Aim of the task:
Repeat each record below exactly as given.

Record excerpts:
▼

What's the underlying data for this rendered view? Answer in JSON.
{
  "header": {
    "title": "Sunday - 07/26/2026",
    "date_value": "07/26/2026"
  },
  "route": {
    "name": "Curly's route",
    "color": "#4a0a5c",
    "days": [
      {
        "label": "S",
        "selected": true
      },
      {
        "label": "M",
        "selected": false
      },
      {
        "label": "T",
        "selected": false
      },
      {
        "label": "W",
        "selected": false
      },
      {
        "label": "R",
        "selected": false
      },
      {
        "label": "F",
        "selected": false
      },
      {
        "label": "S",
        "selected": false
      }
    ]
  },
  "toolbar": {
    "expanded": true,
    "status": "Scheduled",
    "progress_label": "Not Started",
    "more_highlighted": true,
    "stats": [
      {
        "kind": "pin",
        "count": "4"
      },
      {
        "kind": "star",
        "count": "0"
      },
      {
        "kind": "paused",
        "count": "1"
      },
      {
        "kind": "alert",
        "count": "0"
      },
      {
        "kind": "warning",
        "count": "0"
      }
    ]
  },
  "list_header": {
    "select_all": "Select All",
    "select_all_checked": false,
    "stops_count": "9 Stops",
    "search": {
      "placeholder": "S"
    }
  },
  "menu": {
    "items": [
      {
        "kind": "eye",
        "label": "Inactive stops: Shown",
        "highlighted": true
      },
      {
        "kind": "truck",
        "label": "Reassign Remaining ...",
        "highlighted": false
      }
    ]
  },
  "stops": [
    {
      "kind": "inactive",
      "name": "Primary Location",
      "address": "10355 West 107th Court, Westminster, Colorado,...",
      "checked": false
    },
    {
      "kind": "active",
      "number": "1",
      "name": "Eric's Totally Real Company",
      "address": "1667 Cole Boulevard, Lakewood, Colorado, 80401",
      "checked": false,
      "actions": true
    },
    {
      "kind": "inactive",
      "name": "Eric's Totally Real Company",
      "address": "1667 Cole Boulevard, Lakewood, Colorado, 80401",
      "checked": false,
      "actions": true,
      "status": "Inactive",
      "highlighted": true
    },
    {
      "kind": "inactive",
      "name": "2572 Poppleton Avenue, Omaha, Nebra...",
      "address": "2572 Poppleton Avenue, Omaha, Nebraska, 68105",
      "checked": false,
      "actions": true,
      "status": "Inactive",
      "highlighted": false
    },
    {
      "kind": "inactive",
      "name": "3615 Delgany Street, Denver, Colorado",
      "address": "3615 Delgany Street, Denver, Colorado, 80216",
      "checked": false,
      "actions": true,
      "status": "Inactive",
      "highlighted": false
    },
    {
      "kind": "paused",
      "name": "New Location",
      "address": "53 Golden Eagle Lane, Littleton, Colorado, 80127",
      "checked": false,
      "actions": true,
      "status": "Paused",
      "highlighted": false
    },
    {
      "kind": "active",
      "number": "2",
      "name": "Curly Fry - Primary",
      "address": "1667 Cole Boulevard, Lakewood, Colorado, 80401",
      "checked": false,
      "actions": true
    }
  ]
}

▲

Final result:
What's the underlying data for this rendered view? Answer in JSON.
{
  "header": {
    "title": "Sunday - 07/26/2026",
    "date_value": "07/26/2026"
  },
  "route": {
    "name": "Curly's route",
    "color": "#4a0a5c",
    "days": [
      {
        "label": "S",
        "selected": true
      },
      {
        "label": "M",
        "selected": false
      },
      {
        "label": "T",
        "selected": false
      },
      {
        "label": "W",
        "selected": false
      },
      {
        "label": "R",
        "selected": false
      },
      {
        "label": "F",
        "selected": false
      },
      {
        "label": "S",
        "selected": false
      }
    ]
  },
  "toolbar": {
    "expanded": true,
    "status": "Scheduled",
    "progress_label": "Not Started",
    "more_highlighted": true,
    "stats": [
      {
        "kind": "pin",
        "count": "4"
      },
      {
        "kind": "star",
        "count": "0"
      },
      {
        "kind": "paused",
        "count": "1"
      },
      {
        "kind": "alert",
        "count": "0"
      },
      {
        "kind": "warning",
        "count": "0"
      }
    ]
  },
  "list_header": {
    "select_all": "Select All",
    "select_all_checked": false,
    "stops_count": "9 Stops",
    "search": {
      "placeholder": "S"
    }
  },
  "menu": {
    "items": [
      {
        "kind": "eye",
        "label": "Inactive stops: Shown",
        "highlighted": true
      },
      {
        "kind": "truck",
        "label": "Reassign Remaining ...",
        "highlighted": false
      }
    ]
  },
  "stops": [
    {
      "kind": "inactive",
      "name": "Primary Location",
      "address": "10355 West 107th Court, Westminster, Colorado,...",
      "checked": false
    },
    {
      "kind": "active",
      "number": "1",
      "name": "Eric's Totally Real Company",
      "address": "1667 Cole Boulevard, Lakewood, Colorado, 80401",
      "checked": false,
      "actions": true
    },
    {
      "kind": "inactive",
      "name": "Eric's Totally Real Company",
      "address": "1667 Cole Boulevard, Lakewood, Colorado, 80401",
      "checked": false,
      "actions": true,
      "status": "Inactive",
      "highlighted": true
    },
    {
      "kind": "inactive",
      "name": "2572 Poppleton Avenue, Omaha, Nebra...",
      "address": "2572 Poppleton Avenue, Omaha, Nebraska, 68105",
      "checked": false,
      "actions": true,
      "status": "Inactive",
      "highlighted": false
    },
    {
      "kind": "inactive",
      "name": "3615 Delgany Street, Denver, Colorado",
      "address": "3615 Delgany Street, Denver, Colorado, 80216",
      "checked": false,
      "actions": true,
      "status": "Inactive",
      "highlighted": false
    },
    {
      "kind": "paused",
      "name": "New Location",
      "address": "53 Golden Eagle Lane, Littleton, Colorado, 80127",
      "checked": false,
      "actions": true,
      "status": "Paused",
      "highlighted": false
    },
    {
      "kind": "active",
      "number": "2",
      "name": "Curly Fry - Primary",
      "address": "1667 Cole Boulevard, Lakewood, Colorado, 80401",
      "checked": false,
      "actions": true
    }
  ]
}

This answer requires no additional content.